# Material supplied
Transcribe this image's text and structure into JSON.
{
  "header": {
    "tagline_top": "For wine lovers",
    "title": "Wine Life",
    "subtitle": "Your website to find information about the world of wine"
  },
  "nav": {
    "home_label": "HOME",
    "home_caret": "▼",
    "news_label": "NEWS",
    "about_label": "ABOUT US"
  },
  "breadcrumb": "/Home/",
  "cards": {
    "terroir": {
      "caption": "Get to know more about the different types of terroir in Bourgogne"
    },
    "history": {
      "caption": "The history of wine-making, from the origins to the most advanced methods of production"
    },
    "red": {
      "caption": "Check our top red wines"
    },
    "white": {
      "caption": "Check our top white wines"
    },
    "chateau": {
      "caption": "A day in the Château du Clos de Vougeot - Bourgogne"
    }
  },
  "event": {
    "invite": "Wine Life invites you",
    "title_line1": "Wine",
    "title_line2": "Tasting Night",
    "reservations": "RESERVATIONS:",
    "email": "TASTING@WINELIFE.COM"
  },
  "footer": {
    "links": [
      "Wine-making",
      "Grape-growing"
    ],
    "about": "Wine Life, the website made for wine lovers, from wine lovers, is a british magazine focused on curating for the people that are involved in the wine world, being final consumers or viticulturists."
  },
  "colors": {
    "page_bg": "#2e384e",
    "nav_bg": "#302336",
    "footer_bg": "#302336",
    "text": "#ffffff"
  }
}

# Exercise goal
Output the entries exactly.

# Solution below
Transcribe this image's text and structure into JSON.
{
  "header": {
    "tagline_top": "For wine lovers",
    "title": "Wine Life",
    "subtitle": "Your website to find information about the world of wine"
  },
  "nav": {
    "home_label": "HOME",
    "home_caret": "▼",
    "news_label": "NEWS",
    "about_label": "ABOUT US"
  },
  "breadcrumb": "/Home/",
  "cards": {
    "terroir": {
      "caption": "Get to know more about the different types of terroir in Bourgogne"
    },
    "history": {
      "caption": "The history of wine-making, from the origins to the most advanced methods of production"
    },
    "red": {
      "caption": "Check our top red wines"
    },
    "white": {
      "caption": "Check our top white wines"
    },
    "chateau": {
      "caption": "A day in the Château du Clos de Vougeot - Bourgogne"
    }
  },
  "event": {
    "invite": "Wine Life invites you",
    "title_line1": "Wine",
    "title_line2": "Tasting Night",
    "reservations": "RESERVATIONS:",
    "email": "TASTING@WINELIFE.COM"
  },
  "footer": {
    "links": [
      "Wine-making",
      "Grape-growing"
    ],
    "about": "Wine Life, the website made for wine lovers, from wine lovers, is a british magazine focused on curating for the people that are involved in the wine world, being final consumers or viticulturists."
  },
  "colors": {
    "page_bg": "#2e384e",
    "nav_bg": "#302336",
    "footer_bg": "#302336",
    "text": "#ffffff"
  }
}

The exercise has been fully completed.